# PROBLEM REQUIREMENTS
Show each line of the entries that contains the string "with". Case matters.

Element location listings:
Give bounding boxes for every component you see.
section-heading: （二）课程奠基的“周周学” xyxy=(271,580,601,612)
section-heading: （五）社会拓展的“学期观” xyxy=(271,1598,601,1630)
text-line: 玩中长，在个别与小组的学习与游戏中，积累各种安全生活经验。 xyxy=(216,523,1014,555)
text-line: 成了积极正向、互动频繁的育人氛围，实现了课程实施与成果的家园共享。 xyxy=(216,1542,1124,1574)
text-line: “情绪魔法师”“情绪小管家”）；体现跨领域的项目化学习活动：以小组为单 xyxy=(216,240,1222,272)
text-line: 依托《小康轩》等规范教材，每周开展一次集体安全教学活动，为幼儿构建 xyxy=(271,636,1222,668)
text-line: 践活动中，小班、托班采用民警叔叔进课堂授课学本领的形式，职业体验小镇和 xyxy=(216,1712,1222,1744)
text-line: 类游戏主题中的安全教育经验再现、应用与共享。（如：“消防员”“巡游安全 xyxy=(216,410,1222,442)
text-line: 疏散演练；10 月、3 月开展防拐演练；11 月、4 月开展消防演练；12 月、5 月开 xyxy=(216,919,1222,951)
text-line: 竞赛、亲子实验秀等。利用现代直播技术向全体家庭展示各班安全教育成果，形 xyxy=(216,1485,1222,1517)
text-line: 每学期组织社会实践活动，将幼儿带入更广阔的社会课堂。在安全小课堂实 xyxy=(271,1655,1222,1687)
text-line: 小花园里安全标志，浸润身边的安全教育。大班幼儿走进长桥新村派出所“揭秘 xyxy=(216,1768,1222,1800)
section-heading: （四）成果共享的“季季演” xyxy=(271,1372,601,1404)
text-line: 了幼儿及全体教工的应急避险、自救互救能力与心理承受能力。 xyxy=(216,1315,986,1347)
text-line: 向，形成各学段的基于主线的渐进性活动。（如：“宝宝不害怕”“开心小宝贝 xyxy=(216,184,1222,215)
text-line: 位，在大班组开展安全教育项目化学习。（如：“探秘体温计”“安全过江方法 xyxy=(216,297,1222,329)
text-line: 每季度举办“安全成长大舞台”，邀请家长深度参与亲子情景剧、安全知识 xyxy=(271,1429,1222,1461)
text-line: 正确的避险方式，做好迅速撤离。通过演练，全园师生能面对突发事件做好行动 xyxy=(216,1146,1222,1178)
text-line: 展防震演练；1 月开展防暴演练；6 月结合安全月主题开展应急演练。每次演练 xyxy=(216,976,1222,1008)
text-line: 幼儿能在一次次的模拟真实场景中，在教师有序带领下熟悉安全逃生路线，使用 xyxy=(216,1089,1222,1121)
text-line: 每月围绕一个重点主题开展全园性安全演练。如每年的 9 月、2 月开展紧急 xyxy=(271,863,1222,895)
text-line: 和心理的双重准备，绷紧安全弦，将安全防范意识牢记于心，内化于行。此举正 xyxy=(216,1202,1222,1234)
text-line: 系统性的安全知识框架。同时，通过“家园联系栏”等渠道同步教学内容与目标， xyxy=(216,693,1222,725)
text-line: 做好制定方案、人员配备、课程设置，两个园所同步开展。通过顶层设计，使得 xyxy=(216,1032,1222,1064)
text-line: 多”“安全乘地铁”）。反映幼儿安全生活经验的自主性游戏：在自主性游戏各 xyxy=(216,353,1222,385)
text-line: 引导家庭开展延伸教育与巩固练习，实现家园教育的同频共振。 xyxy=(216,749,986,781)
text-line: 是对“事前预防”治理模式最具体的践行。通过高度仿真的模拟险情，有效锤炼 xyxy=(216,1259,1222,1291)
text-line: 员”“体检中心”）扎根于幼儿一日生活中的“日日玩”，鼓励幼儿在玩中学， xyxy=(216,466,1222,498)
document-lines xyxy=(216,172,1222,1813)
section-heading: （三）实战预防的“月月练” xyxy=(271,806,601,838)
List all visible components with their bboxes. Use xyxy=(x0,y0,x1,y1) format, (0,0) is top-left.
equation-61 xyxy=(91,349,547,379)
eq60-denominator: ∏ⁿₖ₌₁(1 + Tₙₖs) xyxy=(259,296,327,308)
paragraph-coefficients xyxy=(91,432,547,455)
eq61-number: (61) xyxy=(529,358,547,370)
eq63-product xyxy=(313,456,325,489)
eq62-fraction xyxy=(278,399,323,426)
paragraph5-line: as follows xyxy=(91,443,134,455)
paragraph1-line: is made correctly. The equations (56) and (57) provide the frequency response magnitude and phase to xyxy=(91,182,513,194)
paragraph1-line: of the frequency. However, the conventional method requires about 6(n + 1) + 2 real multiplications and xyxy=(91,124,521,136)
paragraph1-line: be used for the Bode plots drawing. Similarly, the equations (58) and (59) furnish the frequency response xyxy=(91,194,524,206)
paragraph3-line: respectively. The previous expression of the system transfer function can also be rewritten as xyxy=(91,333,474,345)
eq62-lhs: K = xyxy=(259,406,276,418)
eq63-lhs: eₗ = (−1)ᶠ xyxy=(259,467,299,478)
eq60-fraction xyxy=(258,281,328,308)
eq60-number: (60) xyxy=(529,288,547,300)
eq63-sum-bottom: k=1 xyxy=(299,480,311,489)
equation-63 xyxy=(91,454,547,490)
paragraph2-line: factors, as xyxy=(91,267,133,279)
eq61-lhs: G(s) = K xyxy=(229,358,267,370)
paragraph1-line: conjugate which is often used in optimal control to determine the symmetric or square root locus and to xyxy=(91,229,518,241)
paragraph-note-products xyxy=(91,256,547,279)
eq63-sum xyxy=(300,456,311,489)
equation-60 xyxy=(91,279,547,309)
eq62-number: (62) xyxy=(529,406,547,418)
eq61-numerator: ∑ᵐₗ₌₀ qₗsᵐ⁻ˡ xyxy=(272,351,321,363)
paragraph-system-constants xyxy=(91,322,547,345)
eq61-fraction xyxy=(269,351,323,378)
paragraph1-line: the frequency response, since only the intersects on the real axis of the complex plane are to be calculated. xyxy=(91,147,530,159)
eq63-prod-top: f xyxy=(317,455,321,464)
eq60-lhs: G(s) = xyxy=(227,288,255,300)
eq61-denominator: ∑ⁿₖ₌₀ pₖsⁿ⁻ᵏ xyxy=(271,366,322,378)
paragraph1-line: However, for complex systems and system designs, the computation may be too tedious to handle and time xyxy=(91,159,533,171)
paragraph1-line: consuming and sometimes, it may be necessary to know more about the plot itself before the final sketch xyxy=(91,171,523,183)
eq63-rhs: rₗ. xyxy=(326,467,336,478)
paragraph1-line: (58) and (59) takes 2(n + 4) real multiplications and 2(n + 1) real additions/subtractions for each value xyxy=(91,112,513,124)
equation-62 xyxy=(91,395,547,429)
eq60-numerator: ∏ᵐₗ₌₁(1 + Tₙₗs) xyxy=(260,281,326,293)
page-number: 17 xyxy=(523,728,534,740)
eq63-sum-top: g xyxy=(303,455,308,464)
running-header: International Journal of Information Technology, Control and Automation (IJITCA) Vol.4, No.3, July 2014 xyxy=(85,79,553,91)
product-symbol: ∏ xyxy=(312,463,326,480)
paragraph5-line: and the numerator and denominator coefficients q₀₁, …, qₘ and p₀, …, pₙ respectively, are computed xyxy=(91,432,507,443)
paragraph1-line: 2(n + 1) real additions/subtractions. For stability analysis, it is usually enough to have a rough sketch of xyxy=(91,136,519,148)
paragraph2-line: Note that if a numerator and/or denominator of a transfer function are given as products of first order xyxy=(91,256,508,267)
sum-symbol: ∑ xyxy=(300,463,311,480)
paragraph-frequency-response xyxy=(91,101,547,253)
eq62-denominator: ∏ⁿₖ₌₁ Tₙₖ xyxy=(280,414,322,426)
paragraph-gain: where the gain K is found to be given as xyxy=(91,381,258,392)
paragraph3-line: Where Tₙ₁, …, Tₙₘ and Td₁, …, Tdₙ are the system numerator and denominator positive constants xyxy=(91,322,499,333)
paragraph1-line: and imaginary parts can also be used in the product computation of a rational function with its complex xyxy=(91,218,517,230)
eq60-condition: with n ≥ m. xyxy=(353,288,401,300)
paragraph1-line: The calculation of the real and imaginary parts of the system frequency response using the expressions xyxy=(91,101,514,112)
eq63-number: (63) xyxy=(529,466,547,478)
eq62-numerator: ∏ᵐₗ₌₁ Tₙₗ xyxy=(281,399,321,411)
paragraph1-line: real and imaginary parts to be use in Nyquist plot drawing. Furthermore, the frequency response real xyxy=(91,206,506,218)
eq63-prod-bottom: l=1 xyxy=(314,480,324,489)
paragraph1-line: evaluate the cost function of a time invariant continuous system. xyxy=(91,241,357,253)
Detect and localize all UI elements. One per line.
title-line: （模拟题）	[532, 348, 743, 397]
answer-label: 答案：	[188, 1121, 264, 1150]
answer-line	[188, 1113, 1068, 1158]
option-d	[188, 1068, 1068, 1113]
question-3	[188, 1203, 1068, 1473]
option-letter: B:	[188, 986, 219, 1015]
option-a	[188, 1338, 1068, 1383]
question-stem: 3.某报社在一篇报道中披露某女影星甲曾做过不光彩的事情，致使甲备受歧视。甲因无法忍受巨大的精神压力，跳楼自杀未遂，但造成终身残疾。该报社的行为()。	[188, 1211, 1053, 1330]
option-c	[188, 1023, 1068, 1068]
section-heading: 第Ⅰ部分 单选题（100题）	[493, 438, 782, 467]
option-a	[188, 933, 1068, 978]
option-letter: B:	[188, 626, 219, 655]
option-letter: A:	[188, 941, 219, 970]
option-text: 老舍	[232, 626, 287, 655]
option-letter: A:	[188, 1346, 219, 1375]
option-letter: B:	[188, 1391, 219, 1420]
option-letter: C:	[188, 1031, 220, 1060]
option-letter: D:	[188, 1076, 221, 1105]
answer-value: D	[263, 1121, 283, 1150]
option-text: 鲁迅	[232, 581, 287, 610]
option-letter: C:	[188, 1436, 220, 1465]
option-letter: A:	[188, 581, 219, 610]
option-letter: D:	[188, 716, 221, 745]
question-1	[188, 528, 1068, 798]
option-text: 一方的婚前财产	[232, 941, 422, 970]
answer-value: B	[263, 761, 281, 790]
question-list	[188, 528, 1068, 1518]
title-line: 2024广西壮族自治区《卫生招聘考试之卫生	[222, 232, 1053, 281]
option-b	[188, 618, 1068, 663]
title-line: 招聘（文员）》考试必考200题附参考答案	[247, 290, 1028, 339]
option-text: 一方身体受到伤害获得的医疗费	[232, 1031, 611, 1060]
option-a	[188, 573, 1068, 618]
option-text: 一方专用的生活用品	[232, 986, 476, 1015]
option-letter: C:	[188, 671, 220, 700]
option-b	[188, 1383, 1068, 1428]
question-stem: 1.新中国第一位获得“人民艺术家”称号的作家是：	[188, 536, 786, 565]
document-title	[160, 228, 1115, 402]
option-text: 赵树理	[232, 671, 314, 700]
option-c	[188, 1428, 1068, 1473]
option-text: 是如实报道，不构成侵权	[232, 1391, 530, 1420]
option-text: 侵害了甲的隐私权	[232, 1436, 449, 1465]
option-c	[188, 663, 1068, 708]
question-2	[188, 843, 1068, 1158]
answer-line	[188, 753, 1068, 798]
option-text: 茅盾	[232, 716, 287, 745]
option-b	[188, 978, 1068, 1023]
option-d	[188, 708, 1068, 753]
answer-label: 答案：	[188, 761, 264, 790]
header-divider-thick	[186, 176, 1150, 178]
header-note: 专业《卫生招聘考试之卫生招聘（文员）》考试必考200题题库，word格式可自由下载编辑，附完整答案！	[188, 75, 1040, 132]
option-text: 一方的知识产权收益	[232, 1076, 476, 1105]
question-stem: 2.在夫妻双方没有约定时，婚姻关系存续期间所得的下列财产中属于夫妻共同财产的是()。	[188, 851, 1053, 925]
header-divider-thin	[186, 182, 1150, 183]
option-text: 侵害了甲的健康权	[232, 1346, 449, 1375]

# WRITTEN SOLUTION
List all visible components with their bboxes. Use xyxy=(x0,y0,x1,y1) format, (0,0) is top-left.
paragraph1-line: and imaginary parts can also be used in the product computation of a rational function with its complex xyxy=(91,218,517,230)
eq60-condition: with n ≥ m. xyxy=(353,288,401,300)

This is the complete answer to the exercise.